## Problem statement
Repeat the records below line for line, keeping each line unchanged.

::::

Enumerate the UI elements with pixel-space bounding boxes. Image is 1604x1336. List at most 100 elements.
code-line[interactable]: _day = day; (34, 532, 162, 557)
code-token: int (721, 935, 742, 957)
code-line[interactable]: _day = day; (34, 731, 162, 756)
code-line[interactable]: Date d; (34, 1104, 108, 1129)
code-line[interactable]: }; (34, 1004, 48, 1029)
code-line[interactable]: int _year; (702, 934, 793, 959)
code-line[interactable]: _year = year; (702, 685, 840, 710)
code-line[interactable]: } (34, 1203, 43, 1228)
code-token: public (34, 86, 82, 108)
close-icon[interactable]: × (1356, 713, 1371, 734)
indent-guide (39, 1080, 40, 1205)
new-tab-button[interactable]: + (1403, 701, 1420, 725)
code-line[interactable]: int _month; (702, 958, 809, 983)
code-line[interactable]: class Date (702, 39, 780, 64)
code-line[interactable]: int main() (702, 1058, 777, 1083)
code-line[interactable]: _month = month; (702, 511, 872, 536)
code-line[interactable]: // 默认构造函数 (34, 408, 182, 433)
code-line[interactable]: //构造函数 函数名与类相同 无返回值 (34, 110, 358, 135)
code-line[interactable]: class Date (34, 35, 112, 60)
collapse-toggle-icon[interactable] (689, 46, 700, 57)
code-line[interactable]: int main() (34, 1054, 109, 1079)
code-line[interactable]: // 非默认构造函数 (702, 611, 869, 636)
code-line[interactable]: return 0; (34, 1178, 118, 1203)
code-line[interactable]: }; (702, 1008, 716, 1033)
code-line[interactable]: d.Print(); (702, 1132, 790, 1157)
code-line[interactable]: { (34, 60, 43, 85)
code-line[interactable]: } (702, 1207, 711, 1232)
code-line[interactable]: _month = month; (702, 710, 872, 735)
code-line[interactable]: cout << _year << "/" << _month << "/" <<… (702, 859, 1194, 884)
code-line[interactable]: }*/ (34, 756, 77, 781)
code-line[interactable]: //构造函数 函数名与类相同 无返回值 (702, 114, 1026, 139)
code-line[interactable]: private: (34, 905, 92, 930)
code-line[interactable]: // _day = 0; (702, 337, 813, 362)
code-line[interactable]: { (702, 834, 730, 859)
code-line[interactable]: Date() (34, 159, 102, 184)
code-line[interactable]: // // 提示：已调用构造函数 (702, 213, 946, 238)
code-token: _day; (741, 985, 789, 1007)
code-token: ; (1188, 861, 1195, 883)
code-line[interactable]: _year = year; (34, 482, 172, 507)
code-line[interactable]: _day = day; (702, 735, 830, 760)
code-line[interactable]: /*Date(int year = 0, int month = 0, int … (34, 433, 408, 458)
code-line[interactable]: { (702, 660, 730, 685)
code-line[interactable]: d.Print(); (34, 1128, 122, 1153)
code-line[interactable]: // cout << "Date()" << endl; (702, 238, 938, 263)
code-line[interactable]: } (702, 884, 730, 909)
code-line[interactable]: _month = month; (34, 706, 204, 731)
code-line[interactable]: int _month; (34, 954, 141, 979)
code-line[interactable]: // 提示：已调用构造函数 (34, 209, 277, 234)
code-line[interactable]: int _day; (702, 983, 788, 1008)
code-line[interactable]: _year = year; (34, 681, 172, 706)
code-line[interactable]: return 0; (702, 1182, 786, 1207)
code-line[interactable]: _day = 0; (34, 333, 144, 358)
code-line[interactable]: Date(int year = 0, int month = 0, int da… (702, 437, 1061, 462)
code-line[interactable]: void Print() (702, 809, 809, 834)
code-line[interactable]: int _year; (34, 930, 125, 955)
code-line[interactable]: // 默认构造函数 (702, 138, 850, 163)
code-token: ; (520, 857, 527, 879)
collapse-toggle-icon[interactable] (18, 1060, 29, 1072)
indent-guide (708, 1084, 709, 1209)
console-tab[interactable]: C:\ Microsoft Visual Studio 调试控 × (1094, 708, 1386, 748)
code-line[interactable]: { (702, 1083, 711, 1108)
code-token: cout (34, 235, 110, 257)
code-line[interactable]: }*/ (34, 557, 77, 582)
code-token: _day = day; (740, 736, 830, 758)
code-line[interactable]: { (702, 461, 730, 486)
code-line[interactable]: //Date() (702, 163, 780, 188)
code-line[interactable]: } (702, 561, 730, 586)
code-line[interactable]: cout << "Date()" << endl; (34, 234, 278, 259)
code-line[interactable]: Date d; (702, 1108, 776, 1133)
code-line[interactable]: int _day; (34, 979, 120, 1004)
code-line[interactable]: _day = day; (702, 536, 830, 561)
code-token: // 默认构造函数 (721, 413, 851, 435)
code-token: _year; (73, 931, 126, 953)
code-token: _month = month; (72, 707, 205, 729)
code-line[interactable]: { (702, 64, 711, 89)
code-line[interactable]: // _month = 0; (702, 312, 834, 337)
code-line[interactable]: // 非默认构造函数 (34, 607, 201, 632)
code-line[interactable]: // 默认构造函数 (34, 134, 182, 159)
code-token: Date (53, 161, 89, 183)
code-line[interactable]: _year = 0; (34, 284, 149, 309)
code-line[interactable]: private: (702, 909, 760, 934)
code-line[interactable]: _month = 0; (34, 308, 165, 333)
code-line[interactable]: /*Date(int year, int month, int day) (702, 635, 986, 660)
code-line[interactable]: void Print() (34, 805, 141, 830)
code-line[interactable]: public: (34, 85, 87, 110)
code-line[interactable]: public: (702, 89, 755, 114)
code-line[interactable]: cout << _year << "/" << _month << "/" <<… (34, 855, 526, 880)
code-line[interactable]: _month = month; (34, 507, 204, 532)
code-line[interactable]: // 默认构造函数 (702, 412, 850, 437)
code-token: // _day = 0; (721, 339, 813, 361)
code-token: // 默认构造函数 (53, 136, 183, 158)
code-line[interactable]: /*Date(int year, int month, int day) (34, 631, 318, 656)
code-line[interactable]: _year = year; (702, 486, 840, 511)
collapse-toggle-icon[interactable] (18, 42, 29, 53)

::::

## Exercise answer
Enumerate the UI elements with pixel-space bounding boxes. Image is 1604x1336. List at most 100 elements.
code-line[interactable]: _day = day; (34, 532, 162, 557)
code-token: int (721, 935, 742, 957)
code-line[interactable]: _day = day; (34, 731, 162, 756)
code-line[interactable]: Date d; (34, 1104, 108, 1129)
code-line[interactable]: }; (34, 1004, 48, 1029)
code-line[interactable]: int _year; (702, 934, 793, 959)
code-line[interactable]: _year = year; (702, 685, 840, 710)
code-line[interactable]: } (34, 1203, 43, 1228)
code-token: public (34, 86, 82, 108)
close-icon[interactable]: × (1356, 713, 1371, 734)
indent-guide (39, 1080, 40, 1205)
new-tab-button[interactable]: + (1403, 701, 1420, 725)
code-line[interactable]: int _month; (702, 958, 809, 983)
code-line[interactable]: class Date (702, 39, 780, 64)
code-line[interactable]: int main() (702, 1058, 777, 1083)
code-line[interactable]: _month = month; (702, 511, 872, 536)
code-line[interactable]: // 默认构造函数 (34, 408, 182, 433)
code-line[interactable]: //构造函数 函数名与类相同 无返回值 (34, 110, 358, 135)
code-line[interactable]: class Date (34, 35, 112, 60)
collapse-toggle-icon[interactable] (689, 46, 700, 57)
code-line[interactable]: int main() (34, 1054, 109, 1079)
code-line[interactable]: // 非默认构造函数 (702, 611, 869, 636)
code-line[interactable]: return 0; (34, 1178, 118, 1203)
code-line[interactable]: }; (702, 1008, 716, 1033)
code-line[interactable]: d.Print(); (702, 1132, 790, 1157)
code-line[interactable]: { (34, 60, 43, 85)
code-line[interactable]: } (702, 1207, 711, 1232)
code-line[interactable]: _month = month; (702, 710, 872, 735)
code-line[interactable]: cout << _year << "/" << _month << "/" <<… (702, 859, 1194, 884)
code-line[interactable]: }*/ (34, 756, 77, 781)
code-line[interactable]: //构造函数 函数名与类相同 无返回值 (702, 114, 1026, 139)
code-line[interactable]: private: (34, 905, 92, 930)
code-line[interactable]: // _day = 0; (702, 337, 813, 362)
code-line[interactable]: { (702, 834, 730, 859)
code-line[interactable]: Date() (34, 159, 102, 184)
code-line[interactable]: // // 提示：已调用构造函数 (702, 213, 946, 238)
code-token: _day; (741, 985, 789, 1007)
code-token: ; (1188, 861, 1195, 883)
code-line[interactable]: _year = year; (34, 482, 172, 507)
code-line[interactable]: _day = day; (702, 735, 830, 760)
code-line[interactable]: /*Date(int year = 0, int month = 0, int … (34, 433, 408, 458)
code-line[interactable]: { (702, 660, 730, 685)
code-line[interactable]: d.Print(); (34, 1128, 122, 1153)
code-line[interactable]: // cout << "Date()" << endl; (702, 238, 938, 263)
code-line[interactable]: } (702, 884, 730, 909)
code-line[interactable]: _month = month; (34, 706, 204, 731)
code-line[interactable]: int _month; (34, 954, 141, 979)
code-line[interactable]: // 提示：已调用构造函数 (34, 209, 277, 234)
code-line[interactable]: int _day; (702, 983, 788, 1008)
code-line[interactable]: _year = year; (34, 681, 172, 706)
code-line[interactable]: return 0; (702, 1182, 786, 1207)
code-line[interactable]: _day = 0; (34, 333, 144, 358)
code-line[interactable]: Date(int year = 0, int month = 0, int da… (702, 437, 1061, 462)
code-line[interactable]: void Print() (702, 809, 809, 834)
code-line[interactable]: int _year; (34, 930, 125, 955)
code-line[interactable]: // 默认构造函数 (702, 138, 850, 163)
code-token: ; (520, 857, 527, 879)
collapse-toggle-icon[interactable] (18, 1060, 29, 1072)
indent-guide (708, 1084, 709, 1209)
console-tab[interactable]: C:\ Microsoft Visual Studio 调试控 × (1094, 708, 1386, 748)
code-line[interactable]: { (702, 1083, 711, 1108)
code-token: cout (34, 235, 110, 257)
code-line[interactable]: }*/ (34, 557, 77, 582)
code-token: _day = day; (740, 736, 830, 758)
code-line[interactable]: { (702, 461, 730, 486)
code-line[interactable]: //Date() (702, 163, 780, 188)
code-line[interactable]: } (702, 561, 730, 586)
code-line[interactable]: cout << "Date()" << endl; (34, 234, 278, 259)
code-line[interactable]: Date d; (702, 1108, 776, 1133)
code-line[interactable]: int _day; (34, 979, 120, 1004)
code-line[interactable]: _day = day; (702, 536, 830, 561)
code-token: // 默认构造函数 (721, 413, 851, 435)
code-token: _year; (73, 931, 126, 953)
code-token: _month = month; (72, 707, 205, 729)
code-line[interactable]: { (702, 64, 711, 89)
code-line[interactable]: // _month = 0; (702, 312, 834, 337)
code-line[interactable]: // 非默认构造函数 (34, 607, 201, 632)
code-line[interactable]: // 默认构造函数 (34, 134, 182, 159)
code-token: Date (53, 161, 89, 183)
code-line[interactable]: _year = 0; (34, 284, 149, 309)
code-line[interactable]: private: (702, 909, 760, 934)
code-line[interactable]: _month = 0; (34, 308, 165, 333)
code-line[interactable]: /*Date(int year, int month, int day) (702, 635, 986, 660)
code-line[interactable]: void Print() (34, 805, 141, 830)
code-line[interactable]: public: (34, 85, 87, 110)
code-line[interactable]: public: (702, 89, 755, 114)
code-line[interactable]: cout << _year << "/" << _month << "/" <<… (34, 855, 526, 880)
code-line[interactable]: _month = month; (34, 507, 204, 532)
code-line[interactable]: // 默认构造函数 (702, 412, 850, 437)
code-token: // _day = 0; (721, 339, 813, 361)
code-token: // 默认构造函数 (53, 136, 183, 158)
code-line[interactable]: /*Date(int year, int month, int day) (34, 631, 318, 656)
code-line[interactable]: _year = year; (702, 486, 840, 511)
collapse-toggle-icon[interactable] (18, 42, 29, 53)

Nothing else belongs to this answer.